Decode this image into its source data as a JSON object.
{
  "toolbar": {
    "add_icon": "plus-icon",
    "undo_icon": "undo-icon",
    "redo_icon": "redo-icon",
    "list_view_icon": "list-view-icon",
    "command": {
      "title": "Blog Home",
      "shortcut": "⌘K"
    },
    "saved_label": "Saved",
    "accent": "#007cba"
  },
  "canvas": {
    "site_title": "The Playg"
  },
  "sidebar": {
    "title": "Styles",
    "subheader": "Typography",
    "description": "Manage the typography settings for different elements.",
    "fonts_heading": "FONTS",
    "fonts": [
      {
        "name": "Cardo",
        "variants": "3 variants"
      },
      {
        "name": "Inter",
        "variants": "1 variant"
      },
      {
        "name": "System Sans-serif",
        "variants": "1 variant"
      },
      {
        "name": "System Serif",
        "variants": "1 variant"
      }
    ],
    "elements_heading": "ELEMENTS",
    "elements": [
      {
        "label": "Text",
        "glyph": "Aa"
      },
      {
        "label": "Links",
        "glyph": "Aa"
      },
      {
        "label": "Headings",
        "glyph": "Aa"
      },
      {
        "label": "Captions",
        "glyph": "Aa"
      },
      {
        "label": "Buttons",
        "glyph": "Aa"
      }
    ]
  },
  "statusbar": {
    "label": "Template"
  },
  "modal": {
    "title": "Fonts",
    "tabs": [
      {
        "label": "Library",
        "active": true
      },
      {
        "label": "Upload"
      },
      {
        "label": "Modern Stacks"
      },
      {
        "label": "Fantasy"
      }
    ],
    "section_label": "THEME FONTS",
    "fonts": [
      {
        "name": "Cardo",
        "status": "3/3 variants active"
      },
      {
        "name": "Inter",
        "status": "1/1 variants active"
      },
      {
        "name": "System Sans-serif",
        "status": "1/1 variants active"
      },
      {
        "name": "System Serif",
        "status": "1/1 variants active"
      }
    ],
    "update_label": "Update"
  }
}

- - -

The entries above must be returned in full, exactly as shown.

Decode this image into its source data as a JSON object.
{
  "toolbar": {
    "add_icon": "plus-icon",
    "undo_icon": "undo-icon",
    "redo_icon": "redo-icon",
    "list_view_icon": "list-view-icon",
    "command": {
      "title": "Blog Home",
      "shortcut": "⌘K"
    },
    "saved_label": "Saved",
    "accent": "#007cba"
  },
  "canvas": {
    "site_title": "The Playg"
  },
  "sidebar": {
    "title": "Styles",
    "subheader": "Typography",
    "description": "Manage the typography settings for different elements.",
    "fonts_heading": "FONTS",
    "fonts": [
      {
        "name": "Cardo",
        "variants": "3 variants"
      },
      {
        "name": "Inter",
        "variants": "1 variant"
      },
      {
        "name": "System Sans-serif",
        "variants": "1 variant"
      },
      {
        "name": "System Serif",
        "variants": "1 variant"
      }
    ],
    "elements_heading": "ELEMENTS",
    "elements": [
      {
        "label": "Text",
        "glyph": "Aa"
      },
      {
        "label": "Links",
        "glyph": "Aa"
      },
      {
        "label": "Headings",
        "glyph": "Aa"
      },
      {
        "label": "Captions",
        "glyph": "Aa"
      },
      {
        "label": "Buttons",
        "glyph": "Aa"
      }
    ]
  },
  "statusbar": {
    "label": "Template"
  },
  "modal": {
    "title": "Fonts",
    "tabs": [
      {
        "label": "Library",
        "active": true
      },
      {
        "label": "Upload"
      },
      {
        "label": "Modern Stacks"
      },
      {
        "label": "Fantasy"
      }
    ],
    "section_label": "THEME FONTS",
    "fonts": [
      {
        "name": "Cardo",
        "status": "3/3 variants active"
      },
      {
        "name": "Inter",
        "status": "1/1 variants active"
      },
      {
        "name": "System Sans-serif",
        "status": "1/1 variants active"
      },
      {
        "name": "System Serif",
        "status": "1/1 variants active"
      }
    ],
    "update_label": "Update"
  }
}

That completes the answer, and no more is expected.